- Rows

┄┄┄┄┄┄┄┄┄┄┄┄┄┄┄┄┄┄┄┄

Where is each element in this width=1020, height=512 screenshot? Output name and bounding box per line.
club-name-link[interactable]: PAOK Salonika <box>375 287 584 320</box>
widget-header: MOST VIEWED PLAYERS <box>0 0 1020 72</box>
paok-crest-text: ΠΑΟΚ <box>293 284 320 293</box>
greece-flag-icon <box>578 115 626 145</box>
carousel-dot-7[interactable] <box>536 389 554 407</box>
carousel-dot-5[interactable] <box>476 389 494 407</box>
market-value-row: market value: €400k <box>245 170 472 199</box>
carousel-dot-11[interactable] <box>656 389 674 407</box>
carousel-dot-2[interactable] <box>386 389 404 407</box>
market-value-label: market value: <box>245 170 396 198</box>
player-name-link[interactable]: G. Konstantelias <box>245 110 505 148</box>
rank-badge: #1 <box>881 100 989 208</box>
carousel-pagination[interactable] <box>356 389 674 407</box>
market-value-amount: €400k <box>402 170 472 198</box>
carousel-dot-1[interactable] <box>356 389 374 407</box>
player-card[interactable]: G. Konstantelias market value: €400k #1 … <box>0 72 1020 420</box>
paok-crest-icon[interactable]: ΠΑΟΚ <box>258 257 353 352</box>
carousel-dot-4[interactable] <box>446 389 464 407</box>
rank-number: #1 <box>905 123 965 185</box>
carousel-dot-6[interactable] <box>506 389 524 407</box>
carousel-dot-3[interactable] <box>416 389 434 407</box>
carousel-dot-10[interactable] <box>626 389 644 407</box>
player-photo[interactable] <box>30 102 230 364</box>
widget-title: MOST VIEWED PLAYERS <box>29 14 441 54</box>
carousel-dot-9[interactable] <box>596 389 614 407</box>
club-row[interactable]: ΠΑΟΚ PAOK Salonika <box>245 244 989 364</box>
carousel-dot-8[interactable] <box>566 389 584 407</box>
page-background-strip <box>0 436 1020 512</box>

┄┄┄┄┄┄┄┄┄┄┄┄┄┄┄┄┄┄┄┄

- Do this
In the listing above, replace every "market value" with "transfer value" and keep all other text the same.

- Task response
Where is each element in this width=1020, height=512 screenshot? Output name and bounding box per line.
club-name-link[interactable]: PAOK Salonika <box>375 287 584 320</box>
widget-header: MOST VIEWED PLAYERS <box>0 0 1020 72</box>
paok-crest-text: ΠΑΟΚ <box>293 284 320 293</box>
greece-flag-icon <box>578 115 626 145</box>
carousel-dot-7[interactable] <box>536 389 554 407</box>
carousel-dot-5[interactable] <box>476 389 494 407</box>
market-value-row: transfer value: €400k <box>245 170 472 199</box>
carousel-dot-11[interactable] <box>656 389 674 407</box>
carousel-dot-2[interactable] <box>386 389 404 407</box>
market-value-label: transfer value: <box>245 170 396 198</box>
player-name-link[interactable]: G. Konstantelias <box>245 110 505 148</box>
rank-badge: #1 <box>881 100 989 208</box>
carousel-pagination[interactable] <box>356 389 674 407</box>
market-value-amount: €400k <box>402 170 472 198</box>
carousel-dot-1[interactable] <box>356 389 374 407</box>
player-card[interactable]: G. Konstantelias transfer value: €400k #1 … <box>0 72 1020 420</box>
paok-crest-icon[interactable]: ΠΑΟΚ <box>258 257 353 352</box>
carousel-dot-4[interactable] <box>446 389 464 407</box>
rank-number: #1 <box>905 123 965 185</box>
carousel-dot-6[interactable] <box>506 389 524 407</box>
carousel-dot-3[interactable] <box>416 389 434 407</box>
carousel-dot-10[interactable] <box>626 389 644 407</box>
player-photo[interactable] <box>30 102 230 364</box>
widget-title: MOST VIEWED PLAYERS <box>29 14 441 54</box>
carousel-dot-9[interactable] <box>596 389 614 407</box>
club-row[interactable]: ΠΑΟΚ PAOK Salonika <box>245 244 989 364</box>
carousel-dot-8[interactable] <box>566 389 584 407</box>
page-background-strip <box>0 436 1020 512</box>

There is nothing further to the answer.